=== Task requirements ===
Below is a block of records; repeat all of them exactly.

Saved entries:

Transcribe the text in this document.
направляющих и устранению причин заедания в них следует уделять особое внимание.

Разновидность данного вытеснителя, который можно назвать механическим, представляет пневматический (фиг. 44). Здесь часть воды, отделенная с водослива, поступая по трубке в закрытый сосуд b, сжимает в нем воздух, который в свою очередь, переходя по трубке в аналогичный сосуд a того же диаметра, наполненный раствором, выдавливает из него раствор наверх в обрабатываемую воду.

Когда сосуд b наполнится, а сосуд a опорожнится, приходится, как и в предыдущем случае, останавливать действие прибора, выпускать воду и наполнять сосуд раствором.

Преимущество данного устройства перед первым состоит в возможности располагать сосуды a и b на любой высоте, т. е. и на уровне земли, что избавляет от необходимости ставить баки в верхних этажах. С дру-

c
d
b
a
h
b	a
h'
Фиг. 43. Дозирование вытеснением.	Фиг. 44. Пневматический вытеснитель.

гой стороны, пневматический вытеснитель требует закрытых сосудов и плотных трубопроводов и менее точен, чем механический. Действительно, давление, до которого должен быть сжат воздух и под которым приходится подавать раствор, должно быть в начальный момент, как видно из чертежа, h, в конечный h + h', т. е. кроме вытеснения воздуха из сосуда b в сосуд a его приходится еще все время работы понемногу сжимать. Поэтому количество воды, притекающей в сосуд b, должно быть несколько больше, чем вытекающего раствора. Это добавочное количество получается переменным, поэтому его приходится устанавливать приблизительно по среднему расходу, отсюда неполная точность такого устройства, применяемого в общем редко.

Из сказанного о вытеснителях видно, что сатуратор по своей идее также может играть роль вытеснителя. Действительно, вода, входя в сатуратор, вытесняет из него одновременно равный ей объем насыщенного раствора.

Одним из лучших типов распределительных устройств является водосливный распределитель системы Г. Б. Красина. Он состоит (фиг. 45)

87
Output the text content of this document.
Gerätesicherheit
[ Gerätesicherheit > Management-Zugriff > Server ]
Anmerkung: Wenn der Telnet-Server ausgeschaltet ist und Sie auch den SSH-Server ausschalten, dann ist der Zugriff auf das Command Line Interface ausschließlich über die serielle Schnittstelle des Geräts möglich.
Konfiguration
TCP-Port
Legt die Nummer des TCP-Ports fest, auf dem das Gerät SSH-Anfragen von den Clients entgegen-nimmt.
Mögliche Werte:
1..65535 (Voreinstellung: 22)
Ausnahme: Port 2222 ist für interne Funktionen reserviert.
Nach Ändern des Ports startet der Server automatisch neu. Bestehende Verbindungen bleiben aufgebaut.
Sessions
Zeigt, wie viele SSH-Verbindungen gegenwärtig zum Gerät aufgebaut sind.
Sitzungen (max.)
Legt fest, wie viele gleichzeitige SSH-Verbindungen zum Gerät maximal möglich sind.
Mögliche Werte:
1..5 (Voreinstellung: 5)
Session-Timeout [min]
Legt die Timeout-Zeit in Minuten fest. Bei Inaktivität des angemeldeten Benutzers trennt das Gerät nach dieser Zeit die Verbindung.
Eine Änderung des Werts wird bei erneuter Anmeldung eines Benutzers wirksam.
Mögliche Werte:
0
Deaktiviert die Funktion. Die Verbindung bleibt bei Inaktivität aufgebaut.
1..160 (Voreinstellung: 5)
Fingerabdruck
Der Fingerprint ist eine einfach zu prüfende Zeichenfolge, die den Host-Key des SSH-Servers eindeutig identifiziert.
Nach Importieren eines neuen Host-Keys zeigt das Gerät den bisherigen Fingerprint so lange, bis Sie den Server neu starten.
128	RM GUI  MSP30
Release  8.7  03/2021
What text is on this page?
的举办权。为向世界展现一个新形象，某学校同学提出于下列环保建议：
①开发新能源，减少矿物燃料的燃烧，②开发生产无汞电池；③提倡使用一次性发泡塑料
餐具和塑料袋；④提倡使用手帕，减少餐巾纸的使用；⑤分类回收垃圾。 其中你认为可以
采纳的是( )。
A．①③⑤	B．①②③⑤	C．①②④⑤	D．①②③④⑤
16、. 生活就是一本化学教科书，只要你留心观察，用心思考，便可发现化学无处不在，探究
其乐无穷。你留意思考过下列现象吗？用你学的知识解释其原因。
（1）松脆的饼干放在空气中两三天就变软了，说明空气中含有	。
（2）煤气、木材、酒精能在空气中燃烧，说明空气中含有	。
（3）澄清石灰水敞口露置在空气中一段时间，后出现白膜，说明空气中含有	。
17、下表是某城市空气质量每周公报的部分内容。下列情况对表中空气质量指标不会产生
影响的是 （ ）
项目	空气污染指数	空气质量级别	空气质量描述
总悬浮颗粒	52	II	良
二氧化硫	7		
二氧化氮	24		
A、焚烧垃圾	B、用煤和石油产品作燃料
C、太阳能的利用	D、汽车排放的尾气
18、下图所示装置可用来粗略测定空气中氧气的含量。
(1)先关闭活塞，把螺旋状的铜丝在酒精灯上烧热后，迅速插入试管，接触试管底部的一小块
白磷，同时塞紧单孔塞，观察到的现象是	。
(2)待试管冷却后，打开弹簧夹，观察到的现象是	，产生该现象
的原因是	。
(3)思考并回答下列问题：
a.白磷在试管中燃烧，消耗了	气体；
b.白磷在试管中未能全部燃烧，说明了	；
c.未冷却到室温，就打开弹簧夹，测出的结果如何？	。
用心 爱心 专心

=== Exercise output ===
Transcribe the text in this document.
направляющих и устранению причин заедания в них следует уделять особое внимание.

Разновидность данного вытеснителя, который можно назвать механическим, представляет пневматический (фиг. 44). Здесь часть воды, отделенная с водослива, поступая по трубке в закрытый сосуд b, сжимает в нем воздух, который в свою очередь, переходя по трубке в аналогичный сосуд a того же диаметра, наполненный раствором, выдавливает из него раствор наверх в обрабатываемую воду.

Когда сосуд b наполнится, а сосуд a опорожнится, приходится, как и в предыдущем случае, останавливать действие прибора, выпускать воду и наполнять сосуд раствором.

Преимущество данного устройства перед первым состоит в возможности располагать сосуды a и b на любой высоте, т. е. и на уровне земли, что избавляет от необходимости ставить баки в верхних этажах. С дру-

c
d
b
a
h
b	a
h'
Фиг. 43. Дозирование вытеснением.	Фиг. 44. Пневматический вытеснитель.

гой стороны, пневматический вытеснитель требует закрытых сосудов и плотных трубопроводов и менее точен, чем механический. Действительно, давление, до которого должен быть сжат воздух и под которым приходится подавать раствор, должно быть в начальный момент, как видно из чертежа, h, в конечный h + h', т. е. кроме вытеснения воздуха из сосуда b в сосуд a его приходится еще все время работы понемногу сжимать. Поэтому количество воды, притекающей в сосуд b, должно быть несколько больше, чем вытекающего раствора. Это добавочное количество получается переменным, поэтому его приходится устанавливать приблизительно по среднему расходу, отсюда неполная точность такого устройства, применяемого в общем редко.

Из сказанного о вытеснителях видно, что сатуратор по своей идее также может играть роль вытеснителя. Действительно, вода, входя в сатуратор, вытесняет из него одновременно равный ей объем насыщенного раствора.

Одним из лучших типов распределительных устройств является водосливный распределитель системы Г. Б. Красина. Он состоит (фиг. 45)

87
Output the text content of this document.
Gerätesicherheit
[ Gerätesicherheit > Management-Zugriff > Server ]
Anmerkung: Wenn der Telnet-Server ausgeschaltet ist und Sie auch den SSH-Server ausschalten, dann ist der Zugriff auf das Command Line Interface ausschließlich über die serielle Schnittstelle des Geräts möglich.
Konfiguration
TCP-Port
Legt die Nummer des TCP-Ports fest, auf dem das Gerät SSH-Anfragen von den Clients entgegen-nimmt.
Mögliche Werte:
1..65535 (Voreinstellung: 22)
Ausnahme: Port 2222 ist für interne Funktionen reserviert.
Nach Ändern des Ports startet der Server automatisch neu. Bestehende Verbindungen bleiben aufgebaut.
Sessions
Zeigt, wie viele SSH-Verbindungen gegenwärtig zum Gerät aufgebaut sind.
Sitzungen (max.)
Legt fest, wie viele gleichzeitige SSH-Verbindungen zum Gerät maximal möglich sind.
Mögliche Werte:
1..5 (Voreinstellung: 5)
Session-Timeout [min]
Legt die Timeout-Zeit in Minuten fest. Bei Inaktivität des angemeldeten Benutzers trennt das Gerät nach dieser Zeit die Verbindung.
Eine Änderung des Werts wird bei erneuter Anmeldung eines Benutzers wirksam.
Mögliche Werte:
0
Deaktiviert die Funktion. Die Verbindung bleibt bei Inaktivität aufgebaut.
1..160 (Voreinstellung: 5)
Fingerabdruck
Der Fingerprint ist eine einfach zu prüfende Zeichenfolge, die den Host-Key des SSH-Servers eindeutig identifiziert.
Nach Importieren eines neuen Host-Keys zeigt das Gerät den bisherigen Fingerprint so lange, bis Sie den Server neu starten.
128	RM GUI  MSP30
Release  8.7  03/2021
What text is on this page?
的举办权。为向世界展现一个新形象，某学校同学提出于下列环保建议：
①开发新能源，减少矿物燃料的燃烧，②开发生产无汞电池；③提倡使用一次性发泡塑料
餐具和塑料袋；④提倡使用手帕，减少餐巾纸的使用；⑤分类回收垃圾。 其中你认为可以
采纳的是( )。
A．①③⑤	B．①②③⑤	C．①②④⑤	D．①②③④⑤
16、. 生活就是一本化学教科书，只要你留心观察，用心思考，便可发现化学无处不在，探究
其乐无穷。你留意思考过下列现象吗？用你学的知识解释其原因。
（1）松脆的饼干放在空气中两三天就变软了，说明空气中含有	。
（2）煤气、木材、酒精能在空气中燃烧，说明空气中含有	。
（3）澄清石灰水敞口露置在空气中一段时间，后出现白膜，说明空气中含有	。
17、下表是某城市空气质量每周公报的部分内容。下列情况对表中空气质量指标不会产生
影响的是 （ ）
项目	空气污染指数	空气质量级别	空气质量描述
总悬浮颗粒	52	II	良
二氧化硫	7		
二氧化氮	24		
A、焚烧垃圾	B、用煤和石油产品作燃料
C、太阳能的利用	D、汽车排放的尾气
18、下图所示装置可用来粗略测定空气中氧气的含量。
(1)先关闭活塞，把螺旋状的铜丝在酒精灯上烧热后，迅速插入试管，接触试管底部的一小块
白磷，同时塞紧单孔塞，观察到的现象是	。
(2)待试管冷却后，打开弹簧夹，观察到的现象是	，产生该现象
的原因是	。
(3)思考并回答下列问题：
a.白磷在试管中燃烧，消耗了	气体；
b.白磷在试管中未能全部燃烧，说明了	；
c.未冷却到室温，就打开弹簧夹，测出的结果如何？	。
用心 爱心 专心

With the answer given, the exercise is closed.